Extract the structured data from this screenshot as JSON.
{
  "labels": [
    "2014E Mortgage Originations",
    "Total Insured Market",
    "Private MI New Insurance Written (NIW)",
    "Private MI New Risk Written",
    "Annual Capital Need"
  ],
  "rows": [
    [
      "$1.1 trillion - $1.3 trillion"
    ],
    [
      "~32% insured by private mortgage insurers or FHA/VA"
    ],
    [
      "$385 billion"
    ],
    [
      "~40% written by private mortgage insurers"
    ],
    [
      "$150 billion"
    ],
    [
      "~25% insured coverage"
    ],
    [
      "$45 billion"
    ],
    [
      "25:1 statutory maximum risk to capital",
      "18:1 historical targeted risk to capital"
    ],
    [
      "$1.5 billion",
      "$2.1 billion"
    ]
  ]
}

▸ WHAT TO PRODUCE
Transcribe each entry precisely, missing none.

▸ SOLUTION TO THIS EXERCISE
Extract the structured data from this screenshot as JSON.
{
  "labels": [
    "2014E Mortgage Originations",
    "Total Insured Market",
    "Private MI New Insurance Written (NIW)",
    "Private MI New Risk Written",
    "Annual Capital Need"
  ],
  "rows": [
    [
      "$1.1 trillion - $1.3 trillion"
    ],
    [
      "~32% insured by private mortgage insurers or FHA/VA"
    ],
    [
      "$385 billion"
    ],
    [
      "~40% written by private mortgage insurers"
    ],
    [
      "$150 billion"
    ],
    [
      "~25% insured coverage"
    ],
    [
      "$45 billion"
    ],
    [
      "25:1 statutory maximum risk to capital",
      "18:1 historical targeted risk to capital"
    ],
    [
      "$1.5 billion",
      "$2.1 billion"
    ]
  ]
}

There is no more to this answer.